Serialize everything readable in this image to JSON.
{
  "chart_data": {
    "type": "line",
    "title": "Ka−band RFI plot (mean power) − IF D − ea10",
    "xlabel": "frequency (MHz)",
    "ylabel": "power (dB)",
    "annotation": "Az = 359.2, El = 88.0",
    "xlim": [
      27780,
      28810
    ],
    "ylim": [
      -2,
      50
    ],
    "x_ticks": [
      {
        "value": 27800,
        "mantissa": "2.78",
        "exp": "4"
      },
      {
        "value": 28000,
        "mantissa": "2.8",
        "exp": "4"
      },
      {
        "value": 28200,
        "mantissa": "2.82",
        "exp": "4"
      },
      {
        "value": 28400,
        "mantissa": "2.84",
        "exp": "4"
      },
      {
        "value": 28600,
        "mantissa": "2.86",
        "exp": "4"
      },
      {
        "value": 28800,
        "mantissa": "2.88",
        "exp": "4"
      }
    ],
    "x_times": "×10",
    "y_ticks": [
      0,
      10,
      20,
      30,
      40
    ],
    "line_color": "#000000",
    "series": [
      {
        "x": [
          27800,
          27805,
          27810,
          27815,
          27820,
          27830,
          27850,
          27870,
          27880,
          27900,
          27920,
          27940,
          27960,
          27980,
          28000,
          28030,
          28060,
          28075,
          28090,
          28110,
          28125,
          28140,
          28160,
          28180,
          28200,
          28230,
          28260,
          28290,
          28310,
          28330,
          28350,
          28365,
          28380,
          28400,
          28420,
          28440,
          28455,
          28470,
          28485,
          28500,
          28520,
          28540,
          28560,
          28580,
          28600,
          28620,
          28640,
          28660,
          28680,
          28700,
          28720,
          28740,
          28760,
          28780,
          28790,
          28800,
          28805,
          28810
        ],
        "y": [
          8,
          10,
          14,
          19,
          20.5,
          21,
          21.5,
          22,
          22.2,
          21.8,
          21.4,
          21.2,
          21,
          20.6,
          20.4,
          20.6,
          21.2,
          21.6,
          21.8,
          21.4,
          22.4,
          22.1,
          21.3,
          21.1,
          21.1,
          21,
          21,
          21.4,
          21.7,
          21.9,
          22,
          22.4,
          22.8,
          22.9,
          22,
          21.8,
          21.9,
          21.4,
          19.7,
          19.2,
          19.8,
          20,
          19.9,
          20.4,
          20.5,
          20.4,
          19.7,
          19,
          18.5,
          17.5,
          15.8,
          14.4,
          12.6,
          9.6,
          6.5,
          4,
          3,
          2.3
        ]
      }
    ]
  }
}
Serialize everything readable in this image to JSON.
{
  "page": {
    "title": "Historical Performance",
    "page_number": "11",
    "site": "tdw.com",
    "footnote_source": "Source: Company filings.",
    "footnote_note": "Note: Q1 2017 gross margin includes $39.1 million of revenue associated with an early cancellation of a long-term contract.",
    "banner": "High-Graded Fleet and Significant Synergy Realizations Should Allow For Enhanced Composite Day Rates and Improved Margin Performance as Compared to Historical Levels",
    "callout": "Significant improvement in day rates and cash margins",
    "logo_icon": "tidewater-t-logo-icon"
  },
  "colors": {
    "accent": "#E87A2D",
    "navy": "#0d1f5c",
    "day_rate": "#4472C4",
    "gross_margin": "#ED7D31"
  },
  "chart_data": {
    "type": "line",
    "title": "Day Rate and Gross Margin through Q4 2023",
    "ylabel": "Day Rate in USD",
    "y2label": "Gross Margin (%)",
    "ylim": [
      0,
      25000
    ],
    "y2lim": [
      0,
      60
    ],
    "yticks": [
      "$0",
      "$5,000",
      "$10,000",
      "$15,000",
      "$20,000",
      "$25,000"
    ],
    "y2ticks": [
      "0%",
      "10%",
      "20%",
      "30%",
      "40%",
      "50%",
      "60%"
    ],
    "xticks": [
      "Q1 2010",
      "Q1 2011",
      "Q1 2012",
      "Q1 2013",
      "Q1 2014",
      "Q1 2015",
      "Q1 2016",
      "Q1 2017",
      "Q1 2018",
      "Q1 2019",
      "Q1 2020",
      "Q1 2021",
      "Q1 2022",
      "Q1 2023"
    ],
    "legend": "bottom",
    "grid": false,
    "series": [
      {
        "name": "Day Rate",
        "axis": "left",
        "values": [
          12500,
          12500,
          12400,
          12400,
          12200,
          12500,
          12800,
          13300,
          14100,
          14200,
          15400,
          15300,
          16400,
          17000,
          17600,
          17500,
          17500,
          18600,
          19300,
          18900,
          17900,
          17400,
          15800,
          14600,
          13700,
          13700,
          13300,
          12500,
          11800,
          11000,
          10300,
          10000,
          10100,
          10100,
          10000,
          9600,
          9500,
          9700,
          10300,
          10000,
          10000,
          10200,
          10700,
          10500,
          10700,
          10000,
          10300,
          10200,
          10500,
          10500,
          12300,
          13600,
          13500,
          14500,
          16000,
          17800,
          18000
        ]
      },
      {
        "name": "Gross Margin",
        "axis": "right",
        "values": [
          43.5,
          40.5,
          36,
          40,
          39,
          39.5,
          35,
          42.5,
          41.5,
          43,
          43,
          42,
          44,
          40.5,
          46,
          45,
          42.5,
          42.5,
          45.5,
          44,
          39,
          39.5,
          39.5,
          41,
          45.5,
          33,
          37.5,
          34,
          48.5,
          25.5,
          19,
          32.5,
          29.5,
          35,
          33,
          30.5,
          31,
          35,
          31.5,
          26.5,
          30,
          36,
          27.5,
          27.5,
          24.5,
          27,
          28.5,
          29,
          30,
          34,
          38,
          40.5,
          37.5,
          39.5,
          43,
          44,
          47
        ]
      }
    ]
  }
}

▸ **SET EXERCISE**
The word "title" may turn up on some lines of these records; say how many, with no other words.

▸ **EXPECTED OUTPUT**
3